> _STATED TASK_
Write every line of the material out exactly as shown.

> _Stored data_
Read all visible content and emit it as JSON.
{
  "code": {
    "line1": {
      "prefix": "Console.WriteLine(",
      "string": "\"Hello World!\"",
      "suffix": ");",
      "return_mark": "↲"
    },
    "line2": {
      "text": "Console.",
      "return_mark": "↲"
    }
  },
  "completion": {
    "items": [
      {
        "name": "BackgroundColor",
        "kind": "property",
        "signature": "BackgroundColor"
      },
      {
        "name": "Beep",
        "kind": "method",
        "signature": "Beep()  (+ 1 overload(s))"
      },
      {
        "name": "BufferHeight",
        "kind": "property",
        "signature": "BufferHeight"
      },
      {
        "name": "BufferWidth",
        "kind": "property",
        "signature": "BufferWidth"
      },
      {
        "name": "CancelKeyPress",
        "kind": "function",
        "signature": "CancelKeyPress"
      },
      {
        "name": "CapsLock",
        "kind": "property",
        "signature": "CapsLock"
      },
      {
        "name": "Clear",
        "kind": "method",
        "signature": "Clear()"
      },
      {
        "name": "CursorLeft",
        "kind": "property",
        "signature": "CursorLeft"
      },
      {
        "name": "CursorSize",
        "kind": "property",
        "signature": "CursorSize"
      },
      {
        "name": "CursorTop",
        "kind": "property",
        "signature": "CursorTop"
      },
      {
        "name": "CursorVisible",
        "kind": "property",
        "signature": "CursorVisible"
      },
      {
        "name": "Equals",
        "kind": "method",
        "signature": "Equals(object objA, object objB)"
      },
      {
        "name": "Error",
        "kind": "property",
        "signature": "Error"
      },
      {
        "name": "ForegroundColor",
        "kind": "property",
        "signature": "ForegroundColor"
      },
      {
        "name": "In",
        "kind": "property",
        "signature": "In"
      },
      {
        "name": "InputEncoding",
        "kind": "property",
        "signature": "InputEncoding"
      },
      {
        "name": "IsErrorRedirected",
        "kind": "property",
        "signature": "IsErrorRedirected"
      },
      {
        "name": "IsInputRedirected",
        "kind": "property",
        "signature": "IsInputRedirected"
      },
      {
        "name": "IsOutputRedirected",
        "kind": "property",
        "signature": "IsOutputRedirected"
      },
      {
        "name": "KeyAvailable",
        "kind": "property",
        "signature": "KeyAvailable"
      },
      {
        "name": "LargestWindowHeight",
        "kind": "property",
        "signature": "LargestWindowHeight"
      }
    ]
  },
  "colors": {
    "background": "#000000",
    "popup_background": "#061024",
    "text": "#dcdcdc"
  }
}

> _FULL SOLUTION_
Read all visible content and emit it as JSON.
{
  "code": {
    "line1": {
      "prefix": "Console.WriteLine(",
      "string": "\"Hello World!\"",
      "suffix": ");",
      "return_mark": "↲"
    },
    "line2": {
      "text": "Console.",
      "return_mark": "↲"
    }
  },
  "completion": {
    "items": [
      {
        "name": "BackgroundColor",
        "kind": "property",
        "signature": "BackgroundColor"
      },
      {
        "name": "Beep",
        "kind": "method",
        "signature": "Beep()  (+ 1 overload(s))"
      },
      {
        "name": "BufferHeight",
        "kind": "property",
        "signature": "BufferHeight"
      },
      {
        "name": "BufferWidth",
        "kind": "property",
        "signature": "BufferWidth"
      },
      {
        "name": "CancelKeyPress",
        "kind": "function",
        "signature": "CancelKeyPress"
      },
      {
        "name": "CapsLock",
        "kind": "property",
        "signature": "CapsLock"
      },
      {
        "name": "Clear",
        "kind": "method",
        "signature": "Clear()"
      },
      {
        "name": "CursorLeft",
        "kind": "property",
        "signature": "CursorLeft"
      },
      {
        "name": "CursorSize",
        "kind": "property",
        "signature": "CursorSize"
      },
      {
        "name": "CursorTop",
        "kind": "property",
        "signature": "CursorTop"
      },
      {
        "name": "CursorVisible",
        "kind": "property",
        "signature": "CursorVisible"
      },
      {
        "name": "Equals",
        "kind": "method",
        "signature": "Equals(object objA, object objB)"
      },
      {
        "name": "Error",
        "kind": "property",
        "signature": "Error"
      },
      {
        "name": "ForegroundColor",
        "kind": "property",
        "signature": "ForegroundColor"
      },
      {
        "name": "In",
        "kind": "property",
        "signature": "In"
      },
      {
        "name": "InputEncoding",
        "kind": "property",
        "signature": "InputEncoding"
      },
      {
        "name": "IsErrorRedirected",
        "kind": "property",
        "signature": "IsErrorRedirected"
      },
      {
        "name": "IsInputRedirected",
        "kind": "property",
        "signature": "IsInputRedirected"
      },
      {
        "name": "IsOutputRedirected",
        "kind": "property",
        "signature": "IsOutputRedirected"
      },
      {
        "name": "KeyAvailable",
        "kind": "property",
        "signature": "KeyAvailable"
      },
      {
        "name": "LargestWindowHeight",
        "kind": "property",
        "signature": "LargestWindowHeight"
      }
    ]
  },
  "colors": {
    "background": "#000000",
    "popup_background": "#061024",
    "text": "#dcdcdc"
  }
}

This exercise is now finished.